Job:
Quote all of the data below exactly, please.
++++ Data in this exercise ++++
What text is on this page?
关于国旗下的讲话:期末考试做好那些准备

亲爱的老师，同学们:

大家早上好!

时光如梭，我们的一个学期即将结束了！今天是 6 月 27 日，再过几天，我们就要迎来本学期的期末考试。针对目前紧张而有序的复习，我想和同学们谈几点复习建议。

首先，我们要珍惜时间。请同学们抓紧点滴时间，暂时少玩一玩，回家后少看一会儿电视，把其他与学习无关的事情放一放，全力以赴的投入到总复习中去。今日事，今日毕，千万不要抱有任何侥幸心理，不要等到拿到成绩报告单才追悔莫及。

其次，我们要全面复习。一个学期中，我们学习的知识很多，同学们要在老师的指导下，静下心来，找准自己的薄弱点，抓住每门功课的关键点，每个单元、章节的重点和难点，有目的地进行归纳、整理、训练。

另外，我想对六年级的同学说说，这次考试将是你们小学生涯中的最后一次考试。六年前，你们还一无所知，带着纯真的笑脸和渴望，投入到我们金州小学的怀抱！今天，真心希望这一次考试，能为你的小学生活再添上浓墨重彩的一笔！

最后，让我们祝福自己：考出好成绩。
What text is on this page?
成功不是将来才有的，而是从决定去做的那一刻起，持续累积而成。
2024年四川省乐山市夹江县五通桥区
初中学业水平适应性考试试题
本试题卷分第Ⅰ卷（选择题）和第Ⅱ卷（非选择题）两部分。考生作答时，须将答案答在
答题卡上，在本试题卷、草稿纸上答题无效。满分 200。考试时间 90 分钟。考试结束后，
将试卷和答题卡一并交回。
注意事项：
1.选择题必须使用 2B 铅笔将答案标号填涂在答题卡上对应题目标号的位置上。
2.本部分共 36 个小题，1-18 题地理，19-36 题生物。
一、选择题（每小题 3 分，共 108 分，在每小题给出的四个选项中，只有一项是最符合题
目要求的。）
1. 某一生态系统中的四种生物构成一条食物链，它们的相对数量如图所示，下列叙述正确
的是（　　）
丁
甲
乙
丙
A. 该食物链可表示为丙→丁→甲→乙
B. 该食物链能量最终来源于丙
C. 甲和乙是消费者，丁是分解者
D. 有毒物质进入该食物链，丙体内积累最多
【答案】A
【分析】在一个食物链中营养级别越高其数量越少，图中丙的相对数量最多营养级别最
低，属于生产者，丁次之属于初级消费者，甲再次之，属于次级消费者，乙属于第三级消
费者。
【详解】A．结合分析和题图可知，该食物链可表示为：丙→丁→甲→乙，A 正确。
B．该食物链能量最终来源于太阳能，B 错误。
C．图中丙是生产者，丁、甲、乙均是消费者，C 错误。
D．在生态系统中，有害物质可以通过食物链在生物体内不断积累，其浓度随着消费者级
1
++++
Expected output:
What text is on this page?
关于国旗下的讲话:期末考试做好那些准备

亲爱的老师，同学们:

大家早上好!

时光如梭，我们的一个学期即将结束了！今天是 6 月 27 日，再过几天，我们就要迎来本学期的期末考试。针对目前紧张而有序的复习，我想和同学们谈几点复习建议。

首先，我们要珍惜时间。请同学们抓紧点滴时间，暂时少玩一玩，回家后少看一会儿电视，把其他与学习无关的事情放一放，全力以赴的投入到总复习中去。今日事，今日毕，千万不要抱有任何侥幸心理，不要等到拿到成绩报告单才追悔莫及。

其次，我们要全面复习。一个学期中，我们学习的知识很多，同学们要在老师的指导下，静下心来，找准自己的薄弱点，抓住每门功课的关键点，每个单元、章节的重点和难点，有目的地进行归纳、整理、训练。

另外，我想对六年级的同学说说，这次考试将是你们小学生涯中的最后一次考试。六年前，你们还一无所知，带着纯真的笑脸和渴望，投入到我们金州小学的怀抱！今天，真心希望这一次考试，能为你的小学生活再添上浓墨重彩的一笔！

最后，让我们祝福自己：考出好成绩。
What text is on this page?
成功不是将来才有的，而是从决定去做的那一刻起，持续累积而成。
2024年四川省乐山市夹江县五通桥区
初中学业水平适应性考试试题
本试题卷分第Ⅰ卷（选择题）和第Ⅱ卷（非选择题）两部分。考生作答时，须将答案答在
答题卡上，在本试题卷、草稿纸上答题无效。满分 200。考试时间 90 分钟。考试结束后，
将试卷和答题卡一并交回。
注意事项：
1.选择题必须使用 2B 铅笔将答案标号填涂在答题卡上对应题目标号的位置上。
2.本部分共 36 个小题，1-18 题地理，19-36 题生物。
一、选择题（每小题 3 分，共 108 分，在每小题给出的四个选项中，只有一项是最符合题
目要求的。）
1. 某一生态系统中的四种生物构成一条食物链，它们的相对数量如图所示，下列叙述正确
的是（　　）
丁
甲
乙
丙
A. 该食物链可表示为丙→丁→甲→乙
B. 该食物链能量最终来源于丙
C. 甲和乙是消费者，丁是分解者
D. 有毒物质进入该食物链，丙体内积累最多
【答案】A
【分析】在一个食物链中营养级别越高其数量越少，图中丙的相对数量最多营养级别最
低，属于生产者，丁次之属于初级消费者，甲再次之，属于次级消费者，乙属于第三级消
费者。
【详解】A．结合分析和题图可知，该食物链可表示为：丙→丁→甲→乙，A 正确。
B．该食物链能量最终来源于太阳能，B 错误。
C．图中丙是生产者，丁、甲、乙均是消费者，C 错误。
D．在生态系统中，有害物质可以通过食物链在生物体内不断积累，其浓度随着消费者级
1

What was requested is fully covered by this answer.